Stated task :: Could you return the material word for word, from its first line through the line that contains "product: intelligent controllers: District", including both of those lines?

Recorded data ::
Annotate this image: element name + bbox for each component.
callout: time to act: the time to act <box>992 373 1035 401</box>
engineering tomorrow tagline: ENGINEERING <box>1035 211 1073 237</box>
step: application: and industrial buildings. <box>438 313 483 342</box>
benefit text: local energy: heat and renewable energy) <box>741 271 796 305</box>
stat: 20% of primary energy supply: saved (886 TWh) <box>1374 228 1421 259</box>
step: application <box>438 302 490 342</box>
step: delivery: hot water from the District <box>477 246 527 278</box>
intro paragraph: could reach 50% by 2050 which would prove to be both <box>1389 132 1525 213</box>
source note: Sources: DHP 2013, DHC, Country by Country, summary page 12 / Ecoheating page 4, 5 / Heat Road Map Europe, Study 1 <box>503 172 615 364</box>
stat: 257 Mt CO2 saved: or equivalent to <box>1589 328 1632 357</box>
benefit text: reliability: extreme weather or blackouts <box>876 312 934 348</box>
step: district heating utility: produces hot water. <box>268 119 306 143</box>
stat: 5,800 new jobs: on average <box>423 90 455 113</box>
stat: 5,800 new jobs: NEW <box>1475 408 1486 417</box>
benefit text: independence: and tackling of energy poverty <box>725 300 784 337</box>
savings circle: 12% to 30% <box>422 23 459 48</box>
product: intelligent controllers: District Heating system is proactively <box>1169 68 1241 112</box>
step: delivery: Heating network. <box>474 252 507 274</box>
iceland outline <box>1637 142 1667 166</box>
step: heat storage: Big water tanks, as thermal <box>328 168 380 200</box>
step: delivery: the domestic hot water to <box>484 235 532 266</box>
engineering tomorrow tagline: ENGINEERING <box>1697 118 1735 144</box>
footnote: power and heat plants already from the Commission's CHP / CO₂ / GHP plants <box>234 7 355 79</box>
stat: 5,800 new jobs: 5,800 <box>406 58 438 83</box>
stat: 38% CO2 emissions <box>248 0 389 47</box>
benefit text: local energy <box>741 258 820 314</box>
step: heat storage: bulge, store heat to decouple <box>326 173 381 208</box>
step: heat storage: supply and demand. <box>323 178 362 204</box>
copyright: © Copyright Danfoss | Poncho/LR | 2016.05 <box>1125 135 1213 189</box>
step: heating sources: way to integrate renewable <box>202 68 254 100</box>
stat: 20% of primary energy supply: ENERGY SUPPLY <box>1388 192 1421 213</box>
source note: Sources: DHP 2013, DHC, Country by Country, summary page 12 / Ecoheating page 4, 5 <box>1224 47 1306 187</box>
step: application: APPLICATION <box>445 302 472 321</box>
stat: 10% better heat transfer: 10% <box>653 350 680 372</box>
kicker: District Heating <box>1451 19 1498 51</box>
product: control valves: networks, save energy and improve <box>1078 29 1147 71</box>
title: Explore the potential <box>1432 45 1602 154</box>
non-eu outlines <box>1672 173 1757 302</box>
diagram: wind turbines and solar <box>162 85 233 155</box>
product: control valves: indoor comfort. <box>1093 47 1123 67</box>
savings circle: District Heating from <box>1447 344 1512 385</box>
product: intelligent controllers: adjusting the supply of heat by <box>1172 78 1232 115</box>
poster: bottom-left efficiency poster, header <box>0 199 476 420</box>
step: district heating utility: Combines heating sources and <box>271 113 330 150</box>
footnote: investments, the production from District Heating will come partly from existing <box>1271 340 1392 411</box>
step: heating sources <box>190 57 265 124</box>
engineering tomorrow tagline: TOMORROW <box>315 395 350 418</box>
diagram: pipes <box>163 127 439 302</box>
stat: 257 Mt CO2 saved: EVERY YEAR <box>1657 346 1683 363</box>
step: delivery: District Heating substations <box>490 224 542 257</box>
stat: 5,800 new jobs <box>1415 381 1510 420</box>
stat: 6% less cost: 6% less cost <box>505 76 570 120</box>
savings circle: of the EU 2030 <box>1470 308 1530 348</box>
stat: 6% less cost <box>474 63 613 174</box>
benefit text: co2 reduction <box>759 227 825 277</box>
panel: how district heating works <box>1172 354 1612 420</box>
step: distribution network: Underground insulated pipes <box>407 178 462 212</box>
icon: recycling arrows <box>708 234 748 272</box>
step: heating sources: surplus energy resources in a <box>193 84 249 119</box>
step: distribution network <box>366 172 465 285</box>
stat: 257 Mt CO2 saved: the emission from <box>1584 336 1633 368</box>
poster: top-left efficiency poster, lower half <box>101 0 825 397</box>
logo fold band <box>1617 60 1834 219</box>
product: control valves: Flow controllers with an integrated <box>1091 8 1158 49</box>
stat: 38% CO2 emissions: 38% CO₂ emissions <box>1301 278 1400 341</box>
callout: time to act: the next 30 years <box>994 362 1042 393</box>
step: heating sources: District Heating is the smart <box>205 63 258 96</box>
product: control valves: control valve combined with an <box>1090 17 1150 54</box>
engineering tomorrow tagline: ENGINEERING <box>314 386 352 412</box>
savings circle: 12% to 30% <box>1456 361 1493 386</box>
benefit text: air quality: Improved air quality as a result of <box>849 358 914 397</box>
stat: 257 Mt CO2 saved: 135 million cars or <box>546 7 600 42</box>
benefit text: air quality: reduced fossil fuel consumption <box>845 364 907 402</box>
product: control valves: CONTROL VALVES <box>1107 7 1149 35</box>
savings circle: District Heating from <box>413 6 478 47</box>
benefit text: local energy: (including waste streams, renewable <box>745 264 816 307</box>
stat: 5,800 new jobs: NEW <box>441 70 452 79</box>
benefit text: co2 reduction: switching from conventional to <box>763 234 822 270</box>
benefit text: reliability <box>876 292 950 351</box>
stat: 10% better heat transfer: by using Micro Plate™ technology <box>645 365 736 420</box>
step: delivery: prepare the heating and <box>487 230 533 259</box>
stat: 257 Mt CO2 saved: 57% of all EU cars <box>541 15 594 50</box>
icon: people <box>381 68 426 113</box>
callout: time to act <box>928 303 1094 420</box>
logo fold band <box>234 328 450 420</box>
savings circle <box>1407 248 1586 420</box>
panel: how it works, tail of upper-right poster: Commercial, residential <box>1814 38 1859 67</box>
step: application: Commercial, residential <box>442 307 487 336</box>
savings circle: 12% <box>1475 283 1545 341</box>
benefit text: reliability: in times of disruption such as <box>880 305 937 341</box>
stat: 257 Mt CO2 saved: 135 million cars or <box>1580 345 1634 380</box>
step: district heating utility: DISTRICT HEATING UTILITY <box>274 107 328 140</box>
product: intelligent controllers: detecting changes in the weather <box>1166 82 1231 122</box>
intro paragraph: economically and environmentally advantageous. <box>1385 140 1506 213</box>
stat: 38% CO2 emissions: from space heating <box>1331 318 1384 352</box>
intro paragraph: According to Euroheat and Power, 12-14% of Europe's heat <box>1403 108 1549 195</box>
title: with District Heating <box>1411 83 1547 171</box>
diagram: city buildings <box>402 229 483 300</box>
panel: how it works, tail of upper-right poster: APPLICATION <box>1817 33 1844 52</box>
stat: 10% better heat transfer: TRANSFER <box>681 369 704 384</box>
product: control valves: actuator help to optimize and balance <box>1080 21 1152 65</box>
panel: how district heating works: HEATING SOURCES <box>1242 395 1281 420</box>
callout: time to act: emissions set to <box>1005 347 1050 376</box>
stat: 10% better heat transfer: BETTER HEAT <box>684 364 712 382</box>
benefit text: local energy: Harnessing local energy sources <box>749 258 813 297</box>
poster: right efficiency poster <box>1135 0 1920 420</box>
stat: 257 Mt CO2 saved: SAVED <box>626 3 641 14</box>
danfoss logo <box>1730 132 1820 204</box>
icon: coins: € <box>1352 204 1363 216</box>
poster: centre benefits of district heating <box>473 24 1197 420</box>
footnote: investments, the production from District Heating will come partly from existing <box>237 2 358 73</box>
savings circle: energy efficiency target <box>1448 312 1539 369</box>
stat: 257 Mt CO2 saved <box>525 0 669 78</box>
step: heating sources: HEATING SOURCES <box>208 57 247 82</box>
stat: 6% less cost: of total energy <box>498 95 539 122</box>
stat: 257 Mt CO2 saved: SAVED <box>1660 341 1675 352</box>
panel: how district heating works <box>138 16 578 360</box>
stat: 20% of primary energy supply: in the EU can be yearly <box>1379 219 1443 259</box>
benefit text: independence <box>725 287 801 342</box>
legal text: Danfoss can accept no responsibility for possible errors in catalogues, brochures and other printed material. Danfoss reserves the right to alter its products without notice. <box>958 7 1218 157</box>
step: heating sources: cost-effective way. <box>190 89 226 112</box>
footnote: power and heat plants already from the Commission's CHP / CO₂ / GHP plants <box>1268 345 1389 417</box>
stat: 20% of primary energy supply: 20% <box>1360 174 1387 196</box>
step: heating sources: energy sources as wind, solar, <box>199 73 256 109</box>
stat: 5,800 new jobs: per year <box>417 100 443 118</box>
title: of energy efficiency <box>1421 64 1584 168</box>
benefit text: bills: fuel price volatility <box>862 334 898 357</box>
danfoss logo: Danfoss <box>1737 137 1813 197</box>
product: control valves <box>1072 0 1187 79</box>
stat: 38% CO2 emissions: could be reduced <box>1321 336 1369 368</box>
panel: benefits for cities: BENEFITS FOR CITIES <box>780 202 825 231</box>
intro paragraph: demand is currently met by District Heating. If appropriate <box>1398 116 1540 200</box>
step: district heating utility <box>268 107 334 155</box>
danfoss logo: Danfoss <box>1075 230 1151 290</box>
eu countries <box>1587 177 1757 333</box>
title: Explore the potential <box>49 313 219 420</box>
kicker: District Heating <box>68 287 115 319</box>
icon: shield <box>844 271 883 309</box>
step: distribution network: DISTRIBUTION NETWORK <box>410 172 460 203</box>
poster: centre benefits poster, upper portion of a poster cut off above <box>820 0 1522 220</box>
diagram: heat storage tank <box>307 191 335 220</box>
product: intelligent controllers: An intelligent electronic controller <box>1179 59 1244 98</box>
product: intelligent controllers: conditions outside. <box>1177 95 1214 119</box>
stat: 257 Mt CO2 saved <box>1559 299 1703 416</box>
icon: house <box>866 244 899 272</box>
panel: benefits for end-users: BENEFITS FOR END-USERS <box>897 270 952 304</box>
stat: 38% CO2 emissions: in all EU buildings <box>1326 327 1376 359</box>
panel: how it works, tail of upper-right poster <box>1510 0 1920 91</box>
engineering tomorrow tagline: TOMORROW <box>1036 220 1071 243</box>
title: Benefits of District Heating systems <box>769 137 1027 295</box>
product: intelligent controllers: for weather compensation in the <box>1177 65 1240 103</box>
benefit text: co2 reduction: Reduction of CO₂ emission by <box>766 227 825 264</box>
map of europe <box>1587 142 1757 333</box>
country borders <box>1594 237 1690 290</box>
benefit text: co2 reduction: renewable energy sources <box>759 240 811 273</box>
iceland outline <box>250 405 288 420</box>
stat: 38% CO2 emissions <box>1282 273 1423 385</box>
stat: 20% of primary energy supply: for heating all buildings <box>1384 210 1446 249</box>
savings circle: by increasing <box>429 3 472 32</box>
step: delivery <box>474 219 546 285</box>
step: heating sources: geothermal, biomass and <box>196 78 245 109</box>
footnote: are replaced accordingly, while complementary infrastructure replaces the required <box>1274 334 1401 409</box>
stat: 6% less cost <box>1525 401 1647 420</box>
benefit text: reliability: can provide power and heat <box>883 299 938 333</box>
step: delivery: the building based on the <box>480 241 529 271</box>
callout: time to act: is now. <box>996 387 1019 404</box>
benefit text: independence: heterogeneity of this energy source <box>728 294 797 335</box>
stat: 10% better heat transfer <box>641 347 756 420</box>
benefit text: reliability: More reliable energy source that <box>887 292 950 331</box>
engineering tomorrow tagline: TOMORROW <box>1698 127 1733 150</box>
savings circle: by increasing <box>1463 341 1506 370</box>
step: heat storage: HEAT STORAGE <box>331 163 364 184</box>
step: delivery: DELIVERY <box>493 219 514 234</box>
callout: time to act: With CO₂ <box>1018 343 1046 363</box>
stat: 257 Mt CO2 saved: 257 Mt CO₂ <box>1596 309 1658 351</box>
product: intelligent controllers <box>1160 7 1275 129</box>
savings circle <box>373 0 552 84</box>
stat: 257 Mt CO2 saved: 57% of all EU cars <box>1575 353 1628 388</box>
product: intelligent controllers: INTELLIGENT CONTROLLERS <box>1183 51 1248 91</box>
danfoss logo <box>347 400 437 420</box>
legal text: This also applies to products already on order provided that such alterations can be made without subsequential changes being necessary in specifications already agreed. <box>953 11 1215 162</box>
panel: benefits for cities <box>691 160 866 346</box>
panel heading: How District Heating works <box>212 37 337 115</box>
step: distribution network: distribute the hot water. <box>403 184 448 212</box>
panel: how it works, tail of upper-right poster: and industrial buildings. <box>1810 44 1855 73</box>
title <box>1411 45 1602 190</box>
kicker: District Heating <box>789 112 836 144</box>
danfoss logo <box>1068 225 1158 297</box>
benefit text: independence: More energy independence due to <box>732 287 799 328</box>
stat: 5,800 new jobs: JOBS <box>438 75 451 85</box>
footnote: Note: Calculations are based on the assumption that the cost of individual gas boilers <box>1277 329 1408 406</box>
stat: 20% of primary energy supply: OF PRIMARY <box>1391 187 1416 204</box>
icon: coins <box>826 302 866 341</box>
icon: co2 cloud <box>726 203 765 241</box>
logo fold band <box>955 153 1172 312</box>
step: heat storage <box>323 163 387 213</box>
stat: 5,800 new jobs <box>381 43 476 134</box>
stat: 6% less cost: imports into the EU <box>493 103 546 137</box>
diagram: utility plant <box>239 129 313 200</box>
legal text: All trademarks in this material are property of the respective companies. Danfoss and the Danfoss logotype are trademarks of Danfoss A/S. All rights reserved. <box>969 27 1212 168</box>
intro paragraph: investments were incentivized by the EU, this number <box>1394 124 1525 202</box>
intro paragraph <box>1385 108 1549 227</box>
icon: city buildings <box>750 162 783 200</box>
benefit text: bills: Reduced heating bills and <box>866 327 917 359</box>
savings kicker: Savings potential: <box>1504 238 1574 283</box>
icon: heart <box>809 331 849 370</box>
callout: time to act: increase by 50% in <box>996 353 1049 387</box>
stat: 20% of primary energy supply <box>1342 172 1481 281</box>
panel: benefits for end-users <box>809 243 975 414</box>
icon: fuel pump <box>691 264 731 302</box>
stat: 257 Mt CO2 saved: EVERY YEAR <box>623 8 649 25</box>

Exercise result ::
Annotate this image: element name + bbox for each component.
callout: time to act: the time to act <box>992 373 1035 401</box>
engineering tomorrow tagline: ENGINEERING <box>1035 211 1073 237</box>
step: application: and industrial buildings. <box>438 313 483 342</box>
benefit text: local energy: heat and renewable energy) <box>741 271 796 305</box>
stat: 20% of primary energy supply: saved (886 TWh) <box>1374 228 1421 259</box>
step: application <box>438 302 490 342</box>
step: delivery: hot water from the District <box>477 246 527 278</box>
intro paragraph: could reach 50% by 2050 which would prove to be both <box>1389 132 1525 213</box>
source note: Sources: DHP 2013, DHC, Country by Country, summary page 12 / Ecoheating page 4, 5 / Heat Road Map Europe, Study 1 <box>503 172 615 364</box>
stat: 257 Mt CO2 saved: or equivalent to <box>1589 328 1632 357</box>
benefit text: reliability: extreme weather or blackouts <box>876 312 934 348</box>
step: district heating utility: produces hot water. <box>268 119 306 143</box>
stat: 5,800 new jobs: on average <box>423 90 455 113</box>
stat: 5,800 new jobs: NEW <box>1475 408 1486 417</box>
benefit text: independence: and tackling of energy poverty <box>725 300 784 337</box>
savings circle: 12% to 30% <box>422 23 459 48</box>
product: intelligent controllers: District Heating system is proactively <box>1169 68 1241 112</box>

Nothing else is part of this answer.